Dataset items:
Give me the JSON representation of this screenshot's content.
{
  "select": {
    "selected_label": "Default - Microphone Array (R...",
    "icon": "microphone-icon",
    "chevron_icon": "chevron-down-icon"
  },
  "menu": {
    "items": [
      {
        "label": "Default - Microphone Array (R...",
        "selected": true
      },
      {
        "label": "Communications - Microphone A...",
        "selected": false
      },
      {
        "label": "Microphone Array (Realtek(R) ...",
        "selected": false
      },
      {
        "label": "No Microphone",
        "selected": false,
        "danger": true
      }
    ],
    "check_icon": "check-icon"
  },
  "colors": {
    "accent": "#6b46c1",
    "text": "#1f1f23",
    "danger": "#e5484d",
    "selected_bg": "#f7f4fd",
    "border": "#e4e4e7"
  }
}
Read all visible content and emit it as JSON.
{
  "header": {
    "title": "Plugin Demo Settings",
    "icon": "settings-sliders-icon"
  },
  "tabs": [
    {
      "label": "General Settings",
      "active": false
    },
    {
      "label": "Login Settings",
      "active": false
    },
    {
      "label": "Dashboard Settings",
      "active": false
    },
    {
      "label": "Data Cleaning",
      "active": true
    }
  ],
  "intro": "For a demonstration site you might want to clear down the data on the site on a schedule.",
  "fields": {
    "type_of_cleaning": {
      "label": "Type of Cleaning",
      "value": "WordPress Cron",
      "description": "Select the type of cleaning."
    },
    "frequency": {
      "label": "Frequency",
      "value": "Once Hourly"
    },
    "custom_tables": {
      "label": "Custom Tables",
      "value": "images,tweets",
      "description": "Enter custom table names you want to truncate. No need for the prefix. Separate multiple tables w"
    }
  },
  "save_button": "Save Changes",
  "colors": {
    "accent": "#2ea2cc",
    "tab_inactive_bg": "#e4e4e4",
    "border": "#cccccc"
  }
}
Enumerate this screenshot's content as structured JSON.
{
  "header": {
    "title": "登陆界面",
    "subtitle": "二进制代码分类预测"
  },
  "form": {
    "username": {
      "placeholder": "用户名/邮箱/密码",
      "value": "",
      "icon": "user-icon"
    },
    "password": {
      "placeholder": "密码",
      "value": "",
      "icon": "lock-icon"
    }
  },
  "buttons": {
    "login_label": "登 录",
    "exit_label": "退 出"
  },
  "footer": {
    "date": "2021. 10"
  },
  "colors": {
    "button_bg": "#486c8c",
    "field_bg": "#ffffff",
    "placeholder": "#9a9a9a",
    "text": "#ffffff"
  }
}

Directive: Identify the lines of the entries containing the string "placeholder". Copy each such line.

Answer to the exercise:
      "placeholder": "用户名/邮箱/密码",
      "placeholder": "密码",
    "placeholder": "#9a9a9a",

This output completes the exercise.